* TASK DETAILS:
Go through the data below. List every line that holds the word "Sedlák".

* INPUT:

○ ○ ○

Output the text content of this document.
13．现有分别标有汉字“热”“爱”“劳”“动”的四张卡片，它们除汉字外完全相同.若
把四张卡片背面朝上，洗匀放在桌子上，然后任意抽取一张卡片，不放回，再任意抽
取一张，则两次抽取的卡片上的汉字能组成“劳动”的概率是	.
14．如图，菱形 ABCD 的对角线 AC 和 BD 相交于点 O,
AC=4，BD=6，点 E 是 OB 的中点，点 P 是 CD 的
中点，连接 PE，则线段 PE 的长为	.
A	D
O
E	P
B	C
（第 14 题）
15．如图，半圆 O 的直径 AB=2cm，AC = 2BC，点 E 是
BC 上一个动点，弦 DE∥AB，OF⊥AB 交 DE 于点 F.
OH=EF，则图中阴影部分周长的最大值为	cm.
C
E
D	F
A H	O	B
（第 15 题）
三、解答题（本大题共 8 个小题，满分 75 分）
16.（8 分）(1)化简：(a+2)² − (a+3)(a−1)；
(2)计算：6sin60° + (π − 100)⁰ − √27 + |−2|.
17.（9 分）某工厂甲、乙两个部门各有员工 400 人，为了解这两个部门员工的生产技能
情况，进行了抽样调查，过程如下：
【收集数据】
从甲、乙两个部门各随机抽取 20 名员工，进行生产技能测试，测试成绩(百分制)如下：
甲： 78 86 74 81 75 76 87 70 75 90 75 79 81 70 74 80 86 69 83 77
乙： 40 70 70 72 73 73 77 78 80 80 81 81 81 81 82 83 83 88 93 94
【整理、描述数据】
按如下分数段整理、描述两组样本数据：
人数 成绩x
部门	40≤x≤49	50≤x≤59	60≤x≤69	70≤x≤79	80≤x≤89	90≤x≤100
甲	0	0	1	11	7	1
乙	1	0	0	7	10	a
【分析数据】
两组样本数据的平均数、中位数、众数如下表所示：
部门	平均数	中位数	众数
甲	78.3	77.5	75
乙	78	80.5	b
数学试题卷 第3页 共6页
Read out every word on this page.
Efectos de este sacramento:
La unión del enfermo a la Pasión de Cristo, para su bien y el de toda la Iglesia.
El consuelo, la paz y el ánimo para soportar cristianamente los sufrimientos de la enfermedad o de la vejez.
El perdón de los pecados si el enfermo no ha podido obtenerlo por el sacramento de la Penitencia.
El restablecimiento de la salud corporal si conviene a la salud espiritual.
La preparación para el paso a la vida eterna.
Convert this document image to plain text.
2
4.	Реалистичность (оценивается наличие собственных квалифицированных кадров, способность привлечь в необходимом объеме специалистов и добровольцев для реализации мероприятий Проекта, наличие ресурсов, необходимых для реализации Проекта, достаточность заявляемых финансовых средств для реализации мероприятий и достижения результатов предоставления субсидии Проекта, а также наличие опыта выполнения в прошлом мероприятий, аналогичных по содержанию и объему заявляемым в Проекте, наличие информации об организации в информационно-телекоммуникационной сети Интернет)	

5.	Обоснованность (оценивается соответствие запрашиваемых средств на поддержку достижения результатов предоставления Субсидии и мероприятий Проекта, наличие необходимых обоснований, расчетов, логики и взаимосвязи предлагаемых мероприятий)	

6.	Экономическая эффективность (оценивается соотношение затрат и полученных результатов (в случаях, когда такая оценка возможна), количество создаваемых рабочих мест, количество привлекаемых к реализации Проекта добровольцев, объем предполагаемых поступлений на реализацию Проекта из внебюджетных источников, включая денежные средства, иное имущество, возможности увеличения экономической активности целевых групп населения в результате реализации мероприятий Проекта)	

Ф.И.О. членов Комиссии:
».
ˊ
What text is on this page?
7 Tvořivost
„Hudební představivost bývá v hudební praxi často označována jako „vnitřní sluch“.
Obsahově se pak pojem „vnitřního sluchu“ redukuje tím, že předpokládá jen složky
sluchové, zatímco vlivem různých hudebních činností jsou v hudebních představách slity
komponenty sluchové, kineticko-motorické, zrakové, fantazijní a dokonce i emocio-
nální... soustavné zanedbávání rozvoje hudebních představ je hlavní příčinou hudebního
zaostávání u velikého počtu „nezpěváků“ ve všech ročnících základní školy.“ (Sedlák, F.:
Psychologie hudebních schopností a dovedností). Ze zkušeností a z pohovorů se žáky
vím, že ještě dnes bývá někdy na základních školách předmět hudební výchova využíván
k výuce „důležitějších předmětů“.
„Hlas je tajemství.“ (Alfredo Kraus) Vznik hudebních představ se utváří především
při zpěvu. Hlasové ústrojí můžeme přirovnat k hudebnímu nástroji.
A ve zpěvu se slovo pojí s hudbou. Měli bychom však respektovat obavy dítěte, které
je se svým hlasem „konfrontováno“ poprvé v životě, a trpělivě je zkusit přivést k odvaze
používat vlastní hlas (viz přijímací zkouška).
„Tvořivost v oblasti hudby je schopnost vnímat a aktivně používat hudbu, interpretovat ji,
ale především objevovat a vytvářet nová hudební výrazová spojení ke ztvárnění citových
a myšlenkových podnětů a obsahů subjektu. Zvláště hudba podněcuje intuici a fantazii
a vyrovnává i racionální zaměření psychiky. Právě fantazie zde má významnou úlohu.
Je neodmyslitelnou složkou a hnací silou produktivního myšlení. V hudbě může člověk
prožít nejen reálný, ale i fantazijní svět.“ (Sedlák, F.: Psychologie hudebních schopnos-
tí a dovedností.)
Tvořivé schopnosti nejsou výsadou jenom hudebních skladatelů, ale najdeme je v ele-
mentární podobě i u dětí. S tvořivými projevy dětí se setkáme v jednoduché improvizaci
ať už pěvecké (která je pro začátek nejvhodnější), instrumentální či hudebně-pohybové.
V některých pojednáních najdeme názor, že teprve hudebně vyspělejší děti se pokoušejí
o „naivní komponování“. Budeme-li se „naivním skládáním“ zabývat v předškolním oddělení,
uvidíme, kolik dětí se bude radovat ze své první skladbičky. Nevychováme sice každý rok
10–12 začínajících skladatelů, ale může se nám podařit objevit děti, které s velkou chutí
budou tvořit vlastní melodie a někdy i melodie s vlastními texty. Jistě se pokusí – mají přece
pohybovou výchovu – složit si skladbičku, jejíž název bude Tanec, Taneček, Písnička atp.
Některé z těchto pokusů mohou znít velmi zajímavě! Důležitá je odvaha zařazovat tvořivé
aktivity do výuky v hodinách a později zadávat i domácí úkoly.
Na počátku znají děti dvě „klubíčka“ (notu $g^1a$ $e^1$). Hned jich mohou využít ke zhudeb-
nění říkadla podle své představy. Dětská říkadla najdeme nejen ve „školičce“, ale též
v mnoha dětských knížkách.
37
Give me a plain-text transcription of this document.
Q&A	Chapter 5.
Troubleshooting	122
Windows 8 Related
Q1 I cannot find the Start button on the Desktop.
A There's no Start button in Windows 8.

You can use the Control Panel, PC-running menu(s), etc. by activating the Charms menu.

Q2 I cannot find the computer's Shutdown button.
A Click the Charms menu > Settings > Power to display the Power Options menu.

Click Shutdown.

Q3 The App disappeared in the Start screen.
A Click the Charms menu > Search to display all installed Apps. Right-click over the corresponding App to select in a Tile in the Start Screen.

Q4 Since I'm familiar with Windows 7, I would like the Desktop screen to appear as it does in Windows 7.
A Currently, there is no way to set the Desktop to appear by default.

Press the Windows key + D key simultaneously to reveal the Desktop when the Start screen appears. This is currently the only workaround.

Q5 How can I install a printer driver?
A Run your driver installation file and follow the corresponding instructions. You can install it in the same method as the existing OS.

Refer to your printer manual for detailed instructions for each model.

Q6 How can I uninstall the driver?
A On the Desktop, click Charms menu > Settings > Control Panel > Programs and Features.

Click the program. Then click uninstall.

○ ○ ○

* SOLUTION FOR THIS PROBLEM:
zaostávání u velikého počtu „nezpěváků“ ve všech ročnících základní školy.“ (Sedlák, F.:
prožít nejen reálný, ale i fantazijní svět.“ (Sedlák, F.: Psychologie hudebních schopnos-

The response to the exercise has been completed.